··· Exercise inputs

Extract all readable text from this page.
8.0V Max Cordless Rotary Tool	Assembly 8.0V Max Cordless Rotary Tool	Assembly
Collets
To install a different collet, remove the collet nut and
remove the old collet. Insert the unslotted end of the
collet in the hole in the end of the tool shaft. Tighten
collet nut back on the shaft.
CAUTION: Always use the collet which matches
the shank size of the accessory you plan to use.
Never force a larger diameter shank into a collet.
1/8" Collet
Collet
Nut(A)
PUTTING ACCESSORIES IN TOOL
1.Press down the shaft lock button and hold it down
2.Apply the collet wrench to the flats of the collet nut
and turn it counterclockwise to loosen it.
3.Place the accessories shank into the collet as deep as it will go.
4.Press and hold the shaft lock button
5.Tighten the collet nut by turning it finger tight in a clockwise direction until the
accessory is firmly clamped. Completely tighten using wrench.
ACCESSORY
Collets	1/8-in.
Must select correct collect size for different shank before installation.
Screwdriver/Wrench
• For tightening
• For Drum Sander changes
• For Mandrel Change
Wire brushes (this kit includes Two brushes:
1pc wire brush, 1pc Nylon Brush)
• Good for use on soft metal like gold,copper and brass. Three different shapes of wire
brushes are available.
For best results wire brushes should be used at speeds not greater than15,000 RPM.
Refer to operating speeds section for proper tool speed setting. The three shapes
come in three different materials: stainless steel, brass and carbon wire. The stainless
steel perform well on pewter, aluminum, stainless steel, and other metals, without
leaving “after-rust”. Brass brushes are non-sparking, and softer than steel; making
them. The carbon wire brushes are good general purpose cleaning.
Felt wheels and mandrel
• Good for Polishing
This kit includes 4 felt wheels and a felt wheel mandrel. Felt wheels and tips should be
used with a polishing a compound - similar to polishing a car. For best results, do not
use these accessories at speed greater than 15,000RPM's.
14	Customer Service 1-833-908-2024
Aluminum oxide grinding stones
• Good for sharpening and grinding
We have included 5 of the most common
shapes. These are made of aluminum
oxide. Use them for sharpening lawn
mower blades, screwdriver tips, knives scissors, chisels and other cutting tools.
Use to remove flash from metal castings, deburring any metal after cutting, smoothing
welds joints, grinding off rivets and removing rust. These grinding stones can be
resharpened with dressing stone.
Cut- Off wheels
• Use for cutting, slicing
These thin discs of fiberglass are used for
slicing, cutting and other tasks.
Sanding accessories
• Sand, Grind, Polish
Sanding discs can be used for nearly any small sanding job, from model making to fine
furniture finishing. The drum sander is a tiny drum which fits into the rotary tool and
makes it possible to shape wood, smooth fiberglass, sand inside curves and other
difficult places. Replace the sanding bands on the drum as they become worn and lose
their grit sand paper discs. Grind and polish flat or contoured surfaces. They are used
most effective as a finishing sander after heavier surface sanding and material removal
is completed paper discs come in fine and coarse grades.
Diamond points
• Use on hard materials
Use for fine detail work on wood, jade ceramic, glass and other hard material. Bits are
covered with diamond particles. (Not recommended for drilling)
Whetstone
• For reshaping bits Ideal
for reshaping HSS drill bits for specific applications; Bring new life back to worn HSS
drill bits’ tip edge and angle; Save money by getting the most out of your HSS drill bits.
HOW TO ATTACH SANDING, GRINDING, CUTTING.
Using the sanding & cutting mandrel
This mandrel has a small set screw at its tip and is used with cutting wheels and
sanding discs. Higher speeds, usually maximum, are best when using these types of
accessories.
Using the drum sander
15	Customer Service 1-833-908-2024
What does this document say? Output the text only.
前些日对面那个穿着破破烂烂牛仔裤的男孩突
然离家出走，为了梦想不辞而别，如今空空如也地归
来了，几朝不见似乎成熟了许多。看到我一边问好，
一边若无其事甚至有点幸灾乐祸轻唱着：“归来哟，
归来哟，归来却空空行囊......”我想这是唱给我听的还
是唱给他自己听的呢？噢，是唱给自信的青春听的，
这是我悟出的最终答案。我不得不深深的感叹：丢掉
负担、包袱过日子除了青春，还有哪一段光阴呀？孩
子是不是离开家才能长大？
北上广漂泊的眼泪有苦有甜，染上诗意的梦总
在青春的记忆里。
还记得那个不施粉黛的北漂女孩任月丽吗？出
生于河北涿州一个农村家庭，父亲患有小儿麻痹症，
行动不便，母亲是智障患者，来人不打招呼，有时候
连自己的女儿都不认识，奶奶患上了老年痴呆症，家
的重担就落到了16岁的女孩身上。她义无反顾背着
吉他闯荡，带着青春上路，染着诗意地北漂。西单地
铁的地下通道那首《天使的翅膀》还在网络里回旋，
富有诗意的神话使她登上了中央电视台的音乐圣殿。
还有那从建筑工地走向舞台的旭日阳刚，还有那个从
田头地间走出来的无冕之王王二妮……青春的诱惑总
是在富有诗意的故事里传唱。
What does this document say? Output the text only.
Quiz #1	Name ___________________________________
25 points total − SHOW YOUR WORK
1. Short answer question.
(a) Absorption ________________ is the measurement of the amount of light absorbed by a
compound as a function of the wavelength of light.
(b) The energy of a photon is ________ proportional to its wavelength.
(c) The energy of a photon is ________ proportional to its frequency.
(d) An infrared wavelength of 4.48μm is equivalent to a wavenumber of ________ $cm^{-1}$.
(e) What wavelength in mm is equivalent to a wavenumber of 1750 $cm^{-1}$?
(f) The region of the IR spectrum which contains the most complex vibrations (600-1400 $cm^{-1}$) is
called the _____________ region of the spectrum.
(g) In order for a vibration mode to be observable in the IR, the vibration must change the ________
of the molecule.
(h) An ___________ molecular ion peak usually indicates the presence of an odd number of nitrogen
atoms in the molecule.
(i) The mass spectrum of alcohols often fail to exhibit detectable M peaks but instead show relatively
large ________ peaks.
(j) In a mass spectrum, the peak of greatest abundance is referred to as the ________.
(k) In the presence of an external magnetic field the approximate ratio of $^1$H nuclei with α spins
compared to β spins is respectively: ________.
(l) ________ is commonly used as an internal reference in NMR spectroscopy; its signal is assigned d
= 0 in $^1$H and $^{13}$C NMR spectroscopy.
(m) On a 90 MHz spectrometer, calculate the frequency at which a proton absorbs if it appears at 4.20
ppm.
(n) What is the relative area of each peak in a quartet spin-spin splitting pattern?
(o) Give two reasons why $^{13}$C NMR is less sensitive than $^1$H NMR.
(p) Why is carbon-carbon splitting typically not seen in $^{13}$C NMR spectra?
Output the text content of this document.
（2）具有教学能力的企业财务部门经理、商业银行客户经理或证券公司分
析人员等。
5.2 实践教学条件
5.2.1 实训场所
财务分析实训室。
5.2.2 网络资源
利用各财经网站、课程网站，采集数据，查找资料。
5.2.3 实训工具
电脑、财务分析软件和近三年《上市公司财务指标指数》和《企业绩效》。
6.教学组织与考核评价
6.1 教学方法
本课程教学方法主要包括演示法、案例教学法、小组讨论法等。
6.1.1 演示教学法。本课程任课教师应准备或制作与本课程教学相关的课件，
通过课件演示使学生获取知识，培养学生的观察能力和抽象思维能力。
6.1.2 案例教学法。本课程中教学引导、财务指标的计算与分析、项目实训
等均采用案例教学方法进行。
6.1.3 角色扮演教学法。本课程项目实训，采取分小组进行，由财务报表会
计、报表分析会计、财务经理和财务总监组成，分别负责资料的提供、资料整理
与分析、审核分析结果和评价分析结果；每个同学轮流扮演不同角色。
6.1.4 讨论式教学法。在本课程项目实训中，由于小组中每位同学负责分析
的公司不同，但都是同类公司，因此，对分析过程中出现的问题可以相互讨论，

······

**Work required**
Nothing may be left out: return each entry exactly as it reads.

**Answer to this problem**
Extract all readable text from this page.
8.0V Max Cordless Rotary Tool	Assembly 8.0V Max Cordless Rotary Tool	Assembly
Collets
To install a different collet, remove the collet nut and
remove the old collet. Insert the unslotted end of the
collet in the hole in the end of the tool shaft. Tighten
collet nut back on the shaft.
CAUTION: Always use the collet which matches
the shank size of the accessory you plan to use.
Never force a larger diameter shank into a collet.
1/8" Collet
Collet
Nut(A)
PUTTING ACCESSORIES IN TOOL
1.Press down the shaft lock button and hold it down
2.Apply the collet wrench to the flats of the collet nut
and turn it counterclockwise to loosen it.
3.Place the accessories shank into the collet as deep as it will go.
4.Press and hold the shaft lock button
5.Tighten the collet nut by turning it finger tight in a clockwise direction until the
accessory is firmly clamped. Completely tighten using wrench.
ACCESSORY
Collets	1/8-in.
Must select correct collect size for different shank before installation.
Screwdriver/Wrench
• For tightening
• For Drum Sander changes
• For Mandrel Change
Wire brushes (this kit includes Two brushes:
1pc wire brush, 1pc Nylon Brush)
• Good for use on soft metal like gold,copper and brass. Three different shapes of wire
brushes are available.
For best results wire brushes should be used at speeds not greater than15,000 RPM.
Refer to operating speeds section for proper tool speed setting. The three shapes
come in three different materials: stainless steel, brass and carbon wire. The stainless
steel perform well on pewter, aluminum, stainless steel, and other metals, without
leaving “after-rust”. Brass brushes are non-sparking, and softer than steel; making
them. The carbon wire brushes are good general purpose cleaning.
Felt wheels and mandrel
• Good for Polishing
This kit includes 4 felt wheels and a felt wheel mandrel. Felt wheels and tips should be
used with a polishing a compound - similar to polishing a car. For best results, do not
use these accessories at speed greater than 15,000RPM's.
14	Customer Service 1-833-908-2024
Aluminum oxide grinding stones
• Good for sharpening and grinding
We have included 5 of the most common
shapes. These are made of aluminum
oxide. Use them for sharpening lawn
mower blades, screwdriver tips, knives scissors, chisels and other cutting tools.
Use to remove flash from metal castings, deburring any metal after cutting, smoothing
welds joints, grinding off rivets and removing rust. These grinding stones can be
resharpened with dressing stone.
Cut- Off wheels
• Use for cutting, slicing
These thin discs of fiberglass are used for
slicing, cutting and other tasks.
Sanding accessories
• Sand, Grind, Polish
Sanding discs can be used for nearly any small sanding job, from model making to fine
furniture finishing. The drum sander is a tiny drum which fits into the rotary tool and
makes it possible to shape wood, smooth fiberglass, sand inside curves and other
difficult places. Replace the sanding bands on the drum as they become worn and lose
their grit sand paper discs. Grind and polish flat or contoured surfaces. They are used
most effective as a finishing sander after heavier surface sanding and material removal
is completed paper discs come in fine and coarse grades.
Diamond points
• Use on hard materials
Use for fine detail work on wood, jade ceramic, glass and other hard material. Bits are
covered with diamond particles. (Not recommended for drilling)
Whetstone
• For reshaping bits Ideal
for reshaping HSS drill bits for specific applications; Bring new life back to worn HSS
drill bits’ tip edge and angle; Save money by getting the most out of your HSS drill bits.
HOW TO ATTACH SANDING, GRINDING, CUTTING.
Using the sanding & cutting mandrel
This mandrel has a small set screw at its tip and is used with cutting wheels and
sanding discs. Higher speeds, usually maximum, are best when using these types of
accessories.
Using the drum sander
15	Customer Service 1-833-908-2024
What does this document say? Output the text only.
前些日对面那个穿着破破烂烂牛仔裤的男孩突
然离家出走，为了梦想不辞而别，如今空空如也地归
来了，几朝不见似乎成熟了许多。看到我一边问好，
一边若无其事甚至有点幸灾乐祸轻唱着：“归来哟，
归来哟，归来却空空行囊......”我想这是唱给我听的还
是唱给他自己听的呢？噢，是唱给自信的青春听的，
这是我悟出的最终答案。我不得不深深的感叹：丢掉
负担、包袱过日子除了青春，还有哪一段光阴呀？孩
子是不是离开家才能长大？
北上广漂泊的眼泪有苦有甜，染上诗意的梦总
在青春的记忆里。
还记得那个不施粉黛的北漂女孩任月丽吗？出
生于河北涿州一个农村家庭，父亲患有小儿麻痹症，
行动不便，母亲是智障患者，来人不打招呼，有时候
连自己的女儿都不认识，奶奶患上了老年痴呆症，家
的重担就落到了16岁的女孩身上。她义无反顾背着
吉他闯荡，带着青春上路，染着诗意地北漂。西单地
铁的地下通道那首《天使的翅膀》还在网络里回旋，
富有诗意的神话使她登上了中央电视台的音乐圣殿。
还有那从建筑工地走向舞台的旭日阳刚，还有那个从
田头地间走出来的无冕之王王二妮……青春的诱惑总
是在富有诗意的故事里传唱。
What does this document say? Output the text only.
Quiz #1	Name ___________________________________
25 points total − SHOW YOUR WORK
1. Short answer question.
(a) Absorption ________________ is the measurement of the amount of light absorbed by a
compound as a function of the wavelength of light.
(b) The energy of a photon is ________ proportional to its wavelength.
(c) The energy of a photon is ________ proportional to its frequency.
(d) An infrared wavelength of 4.48μm is equivalent to a wavenumber of ________ $cm^{-1}$.
(e) What wavelength in mm is equivalent to a wavenumber of 1750 $cm^{-1}$?
(f) The region of the IR spectrum which contains the most complex vibrations (600-1400 $cm^{-1}$) is
called the _____________ region of the spectrum.
(g) In order for a vibration mode to be observable in the IR, the vibration must change the ________
of the molecule.
(h) An ___________ molecular ion peak usually indicates the presence of an odd number of nitrogen
atoms in the molecule.
(i) The mass spectrum of alcohols often fail to exhibit detectable M peaks but instead show relatively
large ________ peaks.
(j) In a mass spectrum, the peak of greatest abundance is referred to as the ________.
(k) In the presence of an external magnetic field the approximate ratio of $^1$H nuclei with α spins
compared to β spins is respectively: ________.
(l) ________ is commonly used as an internal reference in NMR spectroscopy; its signal is assigned d
= 0 in $^1$H and $^{13}$C NMR spectroscopy.
(m) On a 90 MHz spectrometer, calculate the frequency at which a proton absorbs if it appears at 4.20
ppm.
(n) What is the relative area of each peak in a quartet spin-spin splitting pattern?
(o) Give two reasons why $^{13}$C NMR is less sensitive than $^1$H NMR.
(p) Why is carbon-carbon splitting typically not seen in $^{13}$C NMR spectra?
Output the text content of this document.
（2）具有教学能力的企业财务部门经理、商业银行客户经理或证券公司分
析人员等。
5.2 实践教学条件
5.2.1 实训场所
财务分析实训室。
5.2.2 网络资源
利用各财经网站、课程网站，采集数据，查找资料。
5.2.3 实训工具
电脑、财务分析软件和近三年《上市公司财务指标指数》和《企业绩效》。
6.教学组织与考核评价
6.1 教学方法
本课程教学方法主要包括演示法、案例教学法、小组讨论法等。
6.1.1 演示教学法。本课程任课教师应准备或制作与本课程教学相关的课件，
通过课件演示使学生获取知识，培养学生的观察能力和抽象思维能力。
6.1.2 案例教学法。本课程中教学引导、财务指标的计算与分析、项目实训
等均采用案例教学方法进行。
6.1.3 角色扮演教学法。本课程项目实训，采取分小组进行，由财务报表会
计、报表分析会计、财务经理和财务总监组成，分别负责资料的提供、资料整理
与分析、审核分析结果和评价分析结果；每个同学轮流扮演不同角色。
6.1.4 讨论式教学法。在本课程项目实训中，由于小组中每位同学负责分析
的公司不同，但都是同类公司，因此，对分析过程中出现的问题可以相互讨论，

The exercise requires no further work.